Saved data entries:
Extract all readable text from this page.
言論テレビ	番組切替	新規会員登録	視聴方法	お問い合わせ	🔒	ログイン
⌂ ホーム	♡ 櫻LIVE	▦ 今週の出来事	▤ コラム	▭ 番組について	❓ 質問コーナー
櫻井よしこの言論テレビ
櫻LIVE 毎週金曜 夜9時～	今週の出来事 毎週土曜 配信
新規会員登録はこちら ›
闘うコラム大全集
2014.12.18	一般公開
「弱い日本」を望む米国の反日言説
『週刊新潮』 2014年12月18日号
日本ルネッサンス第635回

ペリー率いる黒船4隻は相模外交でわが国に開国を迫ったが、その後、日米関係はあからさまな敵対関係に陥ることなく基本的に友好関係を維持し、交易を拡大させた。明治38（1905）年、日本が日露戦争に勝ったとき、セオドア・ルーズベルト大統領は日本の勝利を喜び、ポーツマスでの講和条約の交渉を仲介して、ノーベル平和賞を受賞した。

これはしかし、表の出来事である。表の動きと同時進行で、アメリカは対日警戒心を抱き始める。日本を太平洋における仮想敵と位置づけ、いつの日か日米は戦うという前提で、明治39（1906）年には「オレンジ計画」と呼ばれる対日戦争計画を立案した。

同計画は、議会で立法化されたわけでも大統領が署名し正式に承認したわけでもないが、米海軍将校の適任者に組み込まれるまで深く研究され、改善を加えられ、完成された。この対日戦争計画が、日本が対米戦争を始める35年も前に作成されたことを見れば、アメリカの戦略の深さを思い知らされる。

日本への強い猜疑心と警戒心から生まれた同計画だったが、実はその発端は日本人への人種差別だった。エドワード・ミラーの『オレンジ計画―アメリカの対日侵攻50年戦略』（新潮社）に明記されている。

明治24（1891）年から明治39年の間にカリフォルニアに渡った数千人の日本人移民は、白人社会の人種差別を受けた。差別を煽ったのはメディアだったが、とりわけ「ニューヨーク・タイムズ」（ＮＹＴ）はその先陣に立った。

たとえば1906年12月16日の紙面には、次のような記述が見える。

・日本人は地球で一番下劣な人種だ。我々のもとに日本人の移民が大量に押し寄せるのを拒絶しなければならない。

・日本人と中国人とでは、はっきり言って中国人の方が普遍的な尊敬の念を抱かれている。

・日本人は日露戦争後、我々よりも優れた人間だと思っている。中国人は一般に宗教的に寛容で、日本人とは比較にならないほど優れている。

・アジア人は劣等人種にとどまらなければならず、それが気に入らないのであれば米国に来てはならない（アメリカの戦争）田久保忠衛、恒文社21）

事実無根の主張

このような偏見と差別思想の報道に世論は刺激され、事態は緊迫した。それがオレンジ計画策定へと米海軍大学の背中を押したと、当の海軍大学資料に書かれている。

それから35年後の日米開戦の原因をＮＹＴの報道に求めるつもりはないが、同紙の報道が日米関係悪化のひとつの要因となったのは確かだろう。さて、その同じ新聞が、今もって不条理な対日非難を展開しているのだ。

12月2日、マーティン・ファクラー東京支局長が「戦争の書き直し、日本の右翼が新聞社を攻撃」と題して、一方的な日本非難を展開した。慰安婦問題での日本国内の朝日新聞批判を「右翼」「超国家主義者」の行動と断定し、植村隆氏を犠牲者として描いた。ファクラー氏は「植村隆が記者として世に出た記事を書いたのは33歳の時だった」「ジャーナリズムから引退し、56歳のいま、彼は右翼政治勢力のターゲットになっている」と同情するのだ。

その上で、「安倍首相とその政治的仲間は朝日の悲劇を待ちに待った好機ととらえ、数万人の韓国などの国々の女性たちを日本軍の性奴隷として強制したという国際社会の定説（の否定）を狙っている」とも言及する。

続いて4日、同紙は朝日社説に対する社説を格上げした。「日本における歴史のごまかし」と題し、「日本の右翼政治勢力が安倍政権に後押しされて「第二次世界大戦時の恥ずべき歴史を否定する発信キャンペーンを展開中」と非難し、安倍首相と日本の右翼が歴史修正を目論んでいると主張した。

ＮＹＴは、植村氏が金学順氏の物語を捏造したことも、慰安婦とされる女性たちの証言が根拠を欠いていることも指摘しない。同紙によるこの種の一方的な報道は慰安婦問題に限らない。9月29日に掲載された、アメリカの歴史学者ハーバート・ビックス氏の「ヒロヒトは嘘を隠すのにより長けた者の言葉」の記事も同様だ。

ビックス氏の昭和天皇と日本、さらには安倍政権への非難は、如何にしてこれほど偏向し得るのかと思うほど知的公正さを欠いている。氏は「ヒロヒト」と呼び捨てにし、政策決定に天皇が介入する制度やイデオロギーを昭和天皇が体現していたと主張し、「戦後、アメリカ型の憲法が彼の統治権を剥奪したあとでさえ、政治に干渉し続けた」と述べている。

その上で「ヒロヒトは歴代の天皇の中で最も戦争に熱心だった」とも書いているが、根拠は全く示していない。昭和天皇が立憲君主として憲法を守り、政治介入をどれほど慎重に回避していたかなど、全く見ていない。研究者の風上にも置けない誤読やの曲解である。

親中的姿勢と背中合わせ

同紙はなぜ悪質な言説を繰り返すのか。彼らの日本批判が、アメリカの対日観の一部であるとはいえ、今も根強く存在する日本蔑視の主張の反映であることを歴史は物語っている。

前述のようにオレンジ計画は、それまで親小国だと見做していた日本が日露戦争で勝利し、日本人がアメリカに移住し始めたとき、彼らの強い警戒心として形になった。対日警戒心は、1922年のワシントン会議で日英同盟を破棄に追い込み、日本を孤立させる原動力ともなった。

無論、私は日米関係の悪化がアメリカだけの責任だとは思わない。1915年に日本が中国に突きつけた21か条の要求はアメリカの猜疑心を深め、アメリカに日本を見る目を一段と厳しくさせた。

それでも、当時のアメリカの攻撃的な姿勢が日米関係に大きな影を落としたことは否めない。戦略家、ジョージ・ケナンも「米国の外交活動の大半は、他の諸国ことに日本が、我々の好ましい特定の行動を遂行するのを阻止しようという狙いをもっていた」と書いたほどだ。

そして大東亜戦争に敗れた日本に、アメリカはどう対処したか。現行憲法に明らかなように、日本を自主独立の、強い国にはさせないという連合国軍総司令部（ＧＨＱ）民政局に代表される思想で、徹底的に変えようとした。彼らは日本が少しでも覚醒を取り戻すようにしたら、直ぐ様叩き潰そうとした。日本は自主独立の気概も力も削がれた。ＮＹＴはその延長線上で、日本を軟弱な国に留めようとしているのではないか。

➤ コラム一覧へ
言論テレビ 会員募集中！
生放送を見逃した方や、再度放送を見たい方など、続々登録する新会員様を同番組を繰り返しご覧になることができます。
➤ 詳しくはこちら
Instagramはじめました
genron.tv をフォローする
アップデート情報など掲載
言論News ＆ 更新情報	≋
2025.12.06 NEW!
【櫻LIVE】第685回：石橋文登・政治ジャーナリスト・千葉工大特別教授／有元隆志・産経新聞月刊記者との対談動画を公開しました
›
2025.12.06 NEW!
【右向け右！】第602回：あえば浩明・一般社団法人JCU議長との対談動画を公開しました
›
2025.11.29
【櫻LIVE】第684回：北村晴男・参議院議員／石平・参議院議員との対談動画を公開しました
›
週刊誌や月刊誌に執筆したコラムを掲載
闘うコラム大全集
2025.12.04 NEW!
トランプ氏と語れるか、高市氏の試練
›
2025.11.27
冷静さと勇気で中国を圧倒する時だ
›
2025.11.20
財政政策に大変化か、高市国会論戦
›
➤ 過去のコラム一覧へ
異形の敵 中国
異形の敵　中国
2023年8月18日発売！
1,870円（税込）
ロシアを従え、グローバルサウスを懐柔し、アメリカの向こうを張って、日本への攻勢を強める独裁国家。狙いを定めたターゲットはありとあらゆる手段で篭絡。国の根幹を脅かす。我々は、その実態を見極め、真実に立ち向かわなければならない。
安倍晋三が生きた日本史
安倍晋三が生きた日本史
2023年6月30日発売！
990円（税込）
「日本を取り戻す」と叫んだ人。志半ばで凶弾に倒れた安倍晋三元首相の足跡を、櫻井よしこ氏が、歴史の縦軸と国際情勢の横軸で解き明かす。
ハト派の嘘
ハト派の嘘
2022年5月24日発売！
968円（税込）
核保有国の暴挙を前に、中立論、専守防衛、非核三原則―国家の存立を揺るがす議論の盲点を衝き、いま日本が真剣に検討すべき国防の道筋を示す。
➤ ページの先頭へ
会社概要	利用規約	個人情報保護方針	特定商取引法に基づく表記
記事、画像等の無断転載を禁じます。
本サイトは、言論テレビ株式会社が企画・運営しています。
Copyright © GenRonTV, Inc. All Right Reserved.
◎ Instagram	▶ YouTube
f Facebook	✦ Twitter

Aim:
How many of the lines above hold the word "櫻LIVE"? Give only that number.

Result:
4